Task details | Examine the material below. Gather every line in which the string "Process" appears.

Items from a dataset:
+++
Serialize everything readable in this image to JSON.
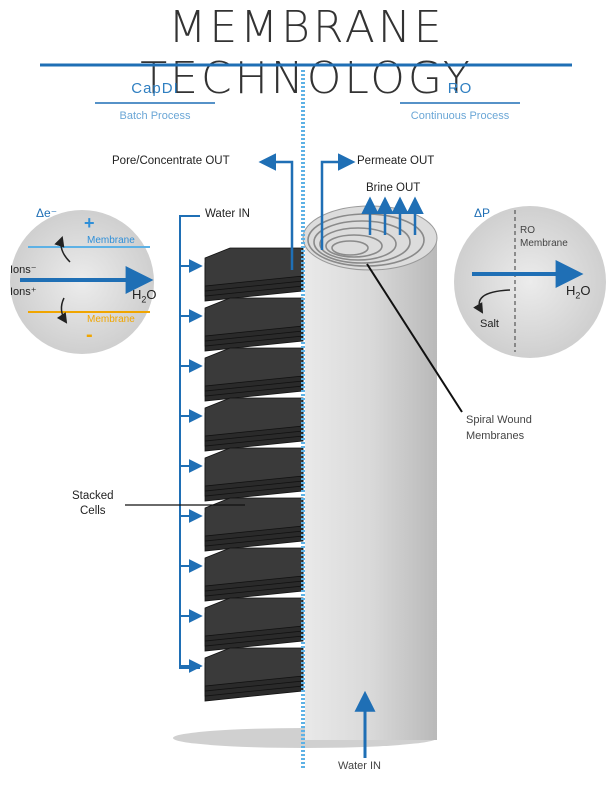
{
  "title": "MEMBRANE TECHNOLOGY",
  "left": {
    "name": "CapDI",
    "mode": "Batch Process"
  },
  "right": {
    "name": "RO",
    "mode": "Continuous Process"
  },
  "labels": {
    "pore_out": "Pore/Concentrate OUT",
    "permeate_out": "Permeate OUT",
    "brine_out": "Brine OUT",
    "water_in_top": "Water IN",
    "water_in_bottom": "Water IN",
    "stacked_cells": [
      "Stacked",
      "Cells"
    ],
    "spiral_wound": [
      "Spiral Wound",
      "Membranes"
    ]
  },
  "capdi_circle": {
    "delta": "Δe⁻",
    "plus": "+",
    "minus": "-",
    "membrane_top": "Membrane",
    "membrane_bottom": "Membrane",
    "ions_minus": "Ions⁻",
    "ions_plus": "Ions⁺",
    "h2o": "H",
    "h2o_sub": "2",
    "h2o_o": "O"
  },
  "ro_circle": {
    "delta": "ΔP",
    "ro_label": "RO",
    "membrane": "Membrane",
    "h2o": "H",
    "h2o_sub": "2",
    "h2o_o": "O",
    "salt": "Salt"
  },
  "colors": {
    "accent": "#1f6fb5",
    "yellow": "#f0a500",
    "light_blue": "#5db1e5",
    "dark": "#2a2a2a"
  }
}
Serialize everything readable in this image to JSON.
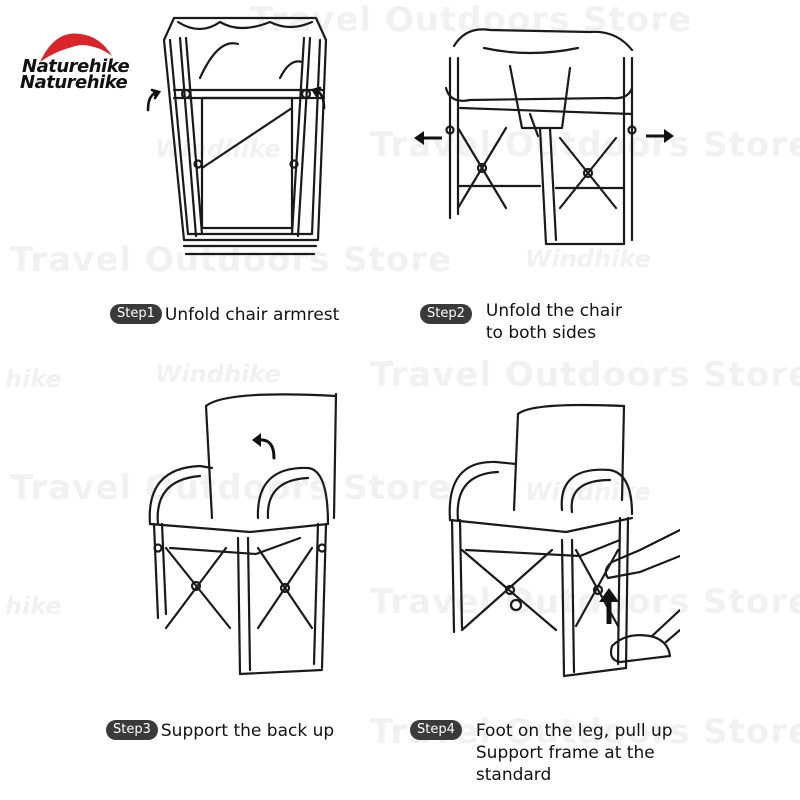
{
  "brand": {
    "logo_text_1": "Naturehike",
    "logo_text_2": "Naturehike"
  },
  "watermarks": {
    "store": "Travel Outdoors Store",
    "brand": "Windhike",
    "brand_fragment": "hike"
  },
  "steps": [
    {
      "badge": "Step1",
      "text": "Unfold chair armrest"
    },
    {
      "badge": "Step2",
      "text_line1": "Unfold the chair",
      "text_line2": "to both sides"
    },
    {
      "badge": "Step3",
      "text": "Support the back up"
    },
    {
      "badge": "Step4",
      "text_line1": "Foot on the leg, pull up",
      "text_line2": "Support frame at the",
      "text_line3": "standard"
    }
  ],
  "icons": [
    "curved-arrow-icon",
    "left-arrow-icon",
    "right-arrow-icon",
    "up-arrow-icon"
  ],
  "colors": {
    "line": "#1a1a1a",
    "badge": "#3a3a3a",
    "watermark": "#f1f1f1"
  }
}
+++
Correct response |
    "mode": "Batch Process"
    "mode": "Continuous Process"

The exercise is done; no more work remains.